> [Given request]:
Reproduce all the lines exactly as they stand, apart from the pictures.

--- start ---

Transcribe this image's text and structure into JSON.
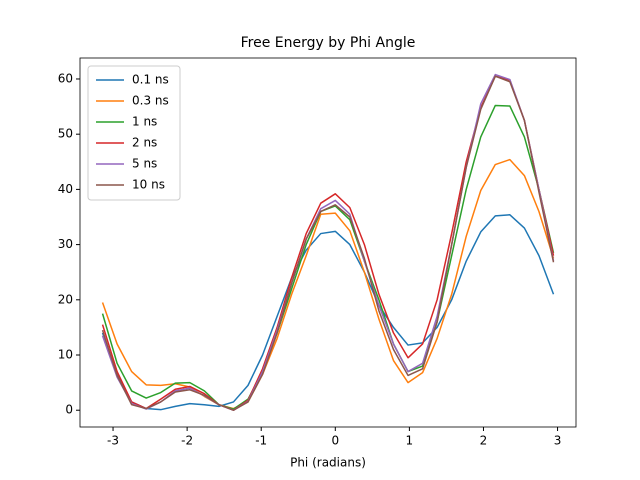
{
  "chart_data": {
    "type": "line",
    "title": "Free Energy by Phi Angle",
    "x_label": "Phi (radians)",
    "x": [
      -3.1416,
      -2.9452,
      -2.7489,
      -2.5525,
      -2.3562,
      -2.1598,
      -1.9635,
      -1.7671,
      -1.5708,
      -1.3744,
      -1.1781,
      -0.9817,
      -0.7854,
      -0.589,
      -0.3927,
      -0.1963,
      0,
      0.1963,
      0.3927,
      0.589,
      0.7854,
      0.9817,
      1.1781,
      1.3744,
      1.5708,
      1.7671,
      1.9635,
      2.1598,
      2.3562,
      2.5525,
      2.7489,
      2.9452
    ],
    "series": [
      {
        "name": "0.1 ns",
        "color": "#1f77b4",
        "values": [
          14,
          6.5,
          1.5,
          0.3,
          0.1,
          0.7,
          1.2,
          1.0,
          0.7,
          1.5,
          4.5,
          10,
          17,
          24,
          29,
          32,
          32.4,
          30,
          25,
          19,
          15,
          11.8,
          12.2,
          15,
          20,
          27,
          32.3,
          35.2,
          35.4,
          33,
          28,
          21
        ]
      },
      {
        "name": "0.3 ns",
        "color": "#ff7f0e",
        "values": [
          19.5,
          12,
          7,
          4.6,
          4.5,
          4.8,
          4.2,
          2.5,
          1,
          0.3,
          1.5,
          6.5,
          13,
          21,
          28,
          35.5,
          35.7,
          32.5,
          25,
          16.5,
          9,
          5,
          6.8,
          13,
          21,
          31.5,
          39.8,
          44.5,
          45.4,
          42.5,
          36,
          27.5
        ]
      },
      {
        "name": "1 ns",
        "color": "#2ca02c",
        "values": [
          17.5,
          8.5,
          3.5,
          2.2,
          3.2,
          4.9,
          5.0,
          3.5,
          1.0,
          0.2,
          2,
          7,
          14,
          22,
          30,
          36,
          37,
          34.5,
          27,
          20,
          12,
          7,
          8,
          16,
          28,
          40,
          49.5,
          55.2,
          55.1,
          49.5,
          40,
          28.5
        ]
      },
      {
        "name": "2 ns",
        "color": "#d62728",
        "values": [
          15.5,
          7,
          1.5,
          0.3,
          2,
          3.8,
          4.3,
          3.0,
          1.0,
          0,
          1.8,
          7.5,
          15,
          24,
          32,
          37.5,
          39.2,
          36.7,
          30,
          21,
          14,
          9.5,
          12,
          20,
          32,
          45,
          54.8,
          60.5,
          59.8,
          52.5,
          40,
          28
        ]
      },
      {
        "name": "5 ns",
        "color": "#9467bd",
        "values": [
          13.5,
          6,
          1.2,
          0.2,
          1.5,
          3.5,
          4.0,
          2.6,
          1.0,
          0,
          1.6,
          7,
          14.5,
          23,
          31,
          36.5,
          38,
          35.5,
          27,
          19,
          12,
          7,
          8.5,
          17,
          30,
          44,
          55.5,
          60.8,
          59.9,
          52.5,
          40,
          27
        ]
      },
      {
        "name": "10 ns",
        "color": "#8c564b",
        "values": [
          14.5,
          6.3,
          1.0,
          0.3,
          1.5,
          3.3,
          3.7,
          2.7,
          1.0,
          0,
          1.5,
          6.5,
          14,
          23,
          31,
          36,
          37.2,
          35,
          27.5,
          18,
          11,
          6.3,
          7.5,
          16,
          30,
          44,
          54.5,
          60.5,
          59.5,
          52.5,
          39.5,
          26.8
        ]
      }
    ],
    "xlim": [
      -3.446,
      3.249
    ],
    "ylim": [
      -3.04,
      63.8
    ],
    "xticks": [
      -3,
      -2,
      -1,
      0,
      1,
      2,
      3
    ],
    "yticks": [
      0,
      10,
      20,
      30,
      40,
      50,
      60
    ],
    "grid": false,
    "legend": "upper left"
  }
}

--- end ---

> [Result for this exercise]:
Transcribe this image's text and structure into JSON.
{
  "chart_data": {
    "type": "line",
    "title": "Free Energy by Phi Angle",
    "x_label": "Phi (radians)",
    "x": [
      -3.1416,
      -2.9452,
      -2.7489,
      -2.5525,
      -2.3562,
      -2.1598,
      -1.9635,
      -1.7671,
      -1.5708,
      -1.3744,
      -1.1781,
      -0.9817,
      -0.7854,
      -0.589,
      -0.3927,
      -0.1963,
      0,
      0.1963,
      0.3927,
      0.589,
      0.7854,
      0.9817,
      1.1781,
      1.3744,
      1.5708,
      1.7671,
      1.9635,
      2.1598,
      2.3562,
      2.5525,
      2.7489,
      2.9452
    ],
    "series": [
      {
        "name": "0.1 ns",
        "color": "#1f77b4",
        "values": [
          14,
          6.5,
          1.5,
          0.3,
          0.1,
          0.7,
          1.2,
          1.0,
          0.7,
          1.5,
          4.5,
          10,
          17,
          24,
          29,
          32,
          32.4,
          30,
          25,
          19,
          15,
          11.8,
          12.2,
          15,
          20,
          27,
          32.3,
          35.2,
          35.4,
          33,
          28,
          21
        ]
      },
      {
        "name": "0.3 ns",
        "color": "#ff7f0e",
        "values": [
          19.5,
          12,
          7,
          4.6,
          4.5,
          4.8,
          4.2,
          2.5,
          1,
          0.3,
          1.5,
          6.5,
          13,
          21,
          28,
          35.5,
          35.7,
          32.5,
          25,
          16.5,
          9,
          5,
          6.8,
          13,
          21,
          31.5,
          39.8,
          44.5,
          45.4,
          42.5,
          36,
          27.5
        ]
      },
      {
        "name": "1 ns",
        "color": "#2ca02c",
        "values": [
          17.5,
          8.5,
          3.5,
          2.2,
          3.2,
          4.9,
          5.0,
          3.5,
          1.0,
          0.2,
          2,
          7,
          14,
          22,
          30,
          36,
          37,
          34.5,
          27,
          20,
          12,
          7,
          8,
          16,
          28,
          40,
          49.5,
          55.2,
          55.1,
          49.5,
          40,
          28.5
        ]
      },
      {
        "name": "2 ns",
        "color": "#d62728",
        "values": [
          15.5,
          7,
          1.5,
          0.3,
          2,
          3.8,
          4.3,
          3.0,
          1.0,
          0,
          1.8,
          7.5,
          15,
          24,
          32,
          37.5,
          39.2,
          36.7,
          30,
          21,
          14,
          9.5,
          12,
          20,
          32,
          45,
          54.8,
          60.5,
          59.8,
          52.5,
          40,
          28
        ]
      },
      {
        "name": "5 ns",
        "color": "#9467bd",
        "values": [
          13.5,
          6,
          1.2,
          0.2,
          1.5,
          3.5,
          4.0,
          2.6,
          1.0,
          0,
          1.6,
          7,
          14.5,
          23,
          31,
          36.5,
          38,
          35.5,
          27,
          19,
          12,
          7,
          8.5,
          17,
          30,
          44,
          55.5,
          60.8,
          59.9,
          52.5,
          40,
          27
        ]
      },
      {
        "name": "10 ns",
        "color": "#8c564b",
        "values": [
          14.5,
          6.3,
          1.0,
          0.3,
          1.5,
          3.3,
          3.7,
          2.7,
          1.0,
          0,
          1.5,
          6.5,
          14,
          23,
          31,
          36,
          37.2,
          35,
          27.5,
          18,
          11,
          6.3,
          7.5,
          16,
          30,
          44,
          54.5,
          60.5,
          59.5,
          52.5,
          39.5,
          26.8
        ]
      }
    ],
    "xlim": [
      -3.446,
      3.249
    ],
    "ylim": [
      -3.04,
      63.8
    ],
    "xticks": [
      -3,
      -2,
      -1,
      0,
      1,
      2,
      3
    ],
    "yticks": [
      0,
      10,
      20,
      30,
      40,
      50,
      60
    ],
    "grid": false,
    "legend": "upper left"
  }
}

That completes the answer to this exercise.